* **Task brief**
Search the data below for the string "true". Extract every line that contains it.

* **Records for the task**
==================================================

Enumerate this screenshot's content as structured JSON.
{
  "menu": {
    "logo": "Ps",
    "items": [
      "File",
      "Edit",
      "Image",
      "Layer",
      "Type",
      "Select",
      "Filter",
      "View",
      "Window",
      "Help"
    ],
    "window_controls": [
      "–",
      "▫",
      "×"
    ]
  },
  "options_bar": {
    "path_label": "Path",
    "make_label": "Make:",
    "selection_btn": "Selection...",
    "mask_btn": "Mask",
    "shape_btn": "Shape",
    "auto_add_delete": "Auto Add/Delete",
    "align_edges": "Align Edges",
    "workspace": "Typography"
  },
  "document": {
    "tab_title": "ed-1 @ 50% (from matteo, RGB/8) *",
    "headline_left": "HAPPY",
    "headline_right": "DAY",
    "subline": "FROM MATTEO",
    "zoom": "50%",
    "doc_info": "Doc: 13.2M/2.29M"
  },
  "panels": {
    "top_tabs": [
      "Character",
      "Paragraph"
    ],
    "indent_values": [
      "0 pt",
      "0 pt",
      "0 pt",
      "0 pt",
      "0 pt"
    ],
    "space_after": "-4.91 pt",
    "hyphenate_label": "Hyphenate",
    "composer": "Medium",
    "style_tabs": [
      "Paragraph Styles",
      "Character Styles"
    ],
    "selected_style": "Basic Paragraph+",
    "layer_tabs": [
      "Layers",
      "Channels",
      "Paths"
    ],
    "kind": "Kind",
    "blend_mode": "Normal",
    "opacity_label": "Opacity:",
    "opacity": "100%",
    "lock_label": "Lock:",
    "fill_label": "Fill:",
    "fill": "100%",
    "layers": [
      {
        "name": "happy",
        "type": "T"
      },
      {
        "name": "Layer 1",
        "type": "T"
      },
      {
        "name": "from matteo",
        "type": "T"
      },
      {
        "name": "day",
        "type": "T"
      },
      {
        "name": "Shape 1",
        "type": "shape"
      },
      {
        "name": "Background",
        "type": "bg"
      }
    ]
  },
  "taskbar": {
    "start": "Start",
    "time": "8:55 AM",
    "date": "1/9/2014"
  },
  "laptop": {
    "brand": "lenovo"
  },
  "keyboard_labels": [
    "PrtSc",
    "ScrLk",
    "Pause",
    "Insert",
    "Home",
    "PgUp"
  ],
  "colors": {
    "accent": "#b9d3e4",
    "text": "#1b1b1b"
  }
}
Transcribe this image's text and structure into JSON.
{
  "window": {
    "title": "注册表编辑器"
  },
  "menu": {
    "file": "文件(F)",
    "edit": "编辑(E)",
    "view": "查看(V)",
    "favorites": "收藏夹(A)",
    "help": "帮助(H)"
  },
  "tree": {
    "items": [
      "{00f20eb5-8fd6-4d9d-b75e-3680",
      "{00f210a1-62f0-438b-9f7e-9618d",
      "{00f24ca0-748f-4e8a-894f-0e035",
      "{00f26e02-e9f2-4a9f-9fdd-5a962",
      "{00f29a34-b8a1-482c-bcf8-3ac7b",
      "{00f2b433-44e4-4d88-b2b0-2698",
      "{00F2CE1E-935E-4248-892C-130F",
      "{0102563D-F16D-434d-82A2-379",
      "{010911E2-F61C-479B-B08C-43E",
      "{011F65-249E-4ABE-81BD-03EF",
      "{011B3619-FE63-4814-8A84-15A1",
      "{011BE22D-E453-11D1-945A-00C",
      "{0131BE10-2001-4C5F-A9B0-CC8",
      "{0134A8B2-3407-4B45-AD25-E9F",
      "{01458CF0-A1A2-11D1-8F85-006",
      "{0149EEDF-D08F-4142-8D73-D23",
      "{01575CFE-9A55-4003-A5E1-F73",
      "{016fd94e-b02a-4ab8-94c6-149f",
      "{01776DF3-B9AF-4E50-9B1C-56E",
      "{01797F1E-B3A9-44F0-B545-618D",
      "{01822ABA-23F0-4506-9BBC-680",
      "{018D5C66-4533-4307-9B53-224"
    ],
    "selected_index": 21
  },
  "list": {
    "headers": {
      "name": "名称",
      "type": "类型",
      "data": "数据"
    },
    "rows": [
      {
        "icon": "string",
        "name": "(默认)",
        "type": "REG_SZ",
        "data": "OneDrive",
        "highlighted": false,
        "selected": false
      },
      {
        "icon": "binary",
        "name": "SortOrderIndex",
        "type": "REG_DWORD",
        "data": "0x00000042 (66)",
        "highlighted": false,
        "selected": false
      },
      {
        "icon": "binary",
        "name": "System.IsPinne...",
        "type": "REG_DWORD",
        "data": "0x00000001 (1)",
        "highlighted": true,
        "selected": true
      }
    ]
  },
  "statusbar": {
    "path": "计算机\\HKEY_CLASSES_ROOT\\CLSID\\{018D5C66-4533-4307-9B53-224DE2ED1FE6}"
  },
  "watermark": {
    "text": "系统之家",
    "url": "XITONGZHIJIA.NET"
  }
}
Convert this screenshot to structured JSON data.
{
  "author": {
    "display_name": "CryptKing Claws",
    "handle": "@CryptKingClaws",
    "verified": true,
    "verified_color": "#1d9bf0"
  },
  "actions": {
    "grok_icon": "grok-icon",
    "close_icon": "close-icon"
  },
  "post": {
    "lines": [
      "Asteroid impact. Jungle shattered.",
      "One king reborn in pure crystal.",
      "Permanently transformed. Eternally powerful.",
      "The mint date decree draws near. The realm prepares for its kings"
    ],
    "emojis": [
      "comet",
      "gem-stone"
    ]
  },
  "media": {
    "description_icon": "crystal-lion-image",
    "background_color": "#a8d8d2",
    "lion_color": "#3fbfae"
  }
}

==================================================

* **Answer below**
        "highlighted": true,
        "selected": true
    "verified": true,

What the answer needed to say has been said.